What to work on: Extract the complete listing and output it unchanged.

[Stored records]
'''

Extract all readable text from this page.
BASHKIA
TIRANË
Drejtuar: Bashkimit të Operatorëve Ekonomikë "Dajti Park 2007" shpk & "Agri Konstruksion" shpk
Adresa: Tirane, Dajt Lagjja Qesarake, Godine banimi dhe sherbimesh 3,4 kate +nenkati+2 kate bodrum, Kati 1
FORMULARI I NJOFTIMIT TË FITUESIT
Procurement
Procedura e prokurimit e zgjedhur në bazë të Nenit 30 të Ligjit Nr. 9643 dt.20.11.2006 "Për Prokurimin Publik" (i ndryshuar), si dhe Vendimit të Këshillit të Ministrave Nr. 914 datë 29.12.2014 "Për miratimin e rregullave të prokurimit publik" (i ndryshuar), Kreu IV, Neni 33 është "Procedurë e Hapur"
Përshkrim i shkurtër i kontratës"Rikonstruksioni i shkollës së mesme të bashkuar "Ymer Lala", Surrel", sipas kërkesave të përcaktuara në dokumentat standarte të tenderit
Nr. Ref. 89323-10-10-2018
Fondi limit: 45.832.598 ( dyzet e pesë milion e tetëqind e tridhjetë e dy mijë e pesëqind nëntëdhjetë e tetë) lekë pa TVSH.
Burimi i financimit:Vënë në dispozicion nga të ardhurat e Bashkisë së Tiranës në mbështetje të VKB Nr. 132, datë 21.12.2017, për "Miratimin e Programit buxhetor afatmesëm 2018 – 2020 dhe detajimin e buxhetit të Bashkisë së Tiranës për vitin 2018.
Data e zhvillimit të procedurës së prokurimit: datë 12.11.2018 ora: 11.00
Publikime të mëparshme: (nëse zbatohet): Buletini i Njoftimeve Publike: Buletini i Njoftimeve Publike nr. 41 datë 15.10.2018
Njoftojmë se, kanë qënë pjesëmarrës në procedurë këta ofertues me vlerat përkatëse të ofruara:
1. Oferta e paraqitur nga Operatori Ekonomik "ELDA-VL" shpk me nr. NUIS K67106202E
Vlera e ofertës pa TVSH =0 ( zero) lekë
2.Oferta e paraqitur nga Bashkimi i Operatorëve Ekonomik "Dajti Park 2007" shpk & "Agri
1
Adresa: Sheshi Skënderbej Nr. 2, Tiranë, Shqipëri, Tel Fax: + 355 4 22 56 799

'''

Answer:
Extract all readable text from this page.
BASHKIA
TIRANË
Drejtuar: Bashkimit të Operatorëve Ekonomikë "Dajti Park 2007" shpk & "Agri Konstruksion" shpk
Adresa: Tirane, Dajt Lagjja Qesarake, Godine banimi dhe sherbimesh 3,4 kate +nenkati+2 kate bodrum, Kati 1
FORMULARI I NJOFTIMIT TË FITUESIT
Procurement
Procedura e prokurimit e zgjedhur në bazë të Nenit 30 të Ligjit Nr. 9643 dt.20.11.2006 "Për Prokurimin Publik" (i ndryshuar), si dhe Vendimit të Këshillit të Ministrave Nr. 914 datë 29.12.2014 "Për miratimin e rregullave të prokurimit publik" (i ndryshuar), Kreu IV, Neni 33 është "Procedurë e Hapur"
Përshkrim i shkurtër i kontratës"Rikonstruksioni i shkollës së mesme të bashkuar "Ymer Lala", Surrel", sipas kërkesave të përcaktuara në dokumentat standarte të tenderit
Nr. Ref. 89323-10-10-2018
Fondi limit: 45.832.598 ( dyzet e pesë milion e tetëqind e tridhjetë e dy mijë e pesëqind nëntëdhjetë e tetë) lekë pa TVSH.
Burimi i financimit:Vënë në dispozicion nga të ardhurat e Bashkisë së Tiranës në mbështetje të VKB Nr. 132, datë 21.12.2017, për "Miratimin e Programit buxhetor afatmesëm 2018 – 2020 dhe detajimin e buxhetit të Bashkisë së Tiranës për vitin 2018.
Data e zhvillimit të procedurës së prokurimit: datë 12.11.2018 ora: 11.00
Publikime të mëparshme: (nëse zbatohet): Buletini i Njoftimeve Publike: Buletini i Njoftimeve Publike nr. 41 datë 15.10.2018
Njoftojmë se, kanë qënë pjesëmarrës në procedurë këta ofertues me vlerat përkatëse të ofruara:
1. Oferta e paraqitur nga Operatori Ekonomik "ELDA-VL" shpk me nr. NUIS K67106202E
Vlera e ofertës pa TVSH =0 ( zero) lekë
2.Oferta e paraqitur nga Bashkimi i Operatorëve Ekonomik "Dajti Park 2007" shpk & "Agri
1
Adresa: Sheshi Skënderbej Nr. 2, Tiranë, Shqipëri, Tel Fax: + 355 4 22 56 799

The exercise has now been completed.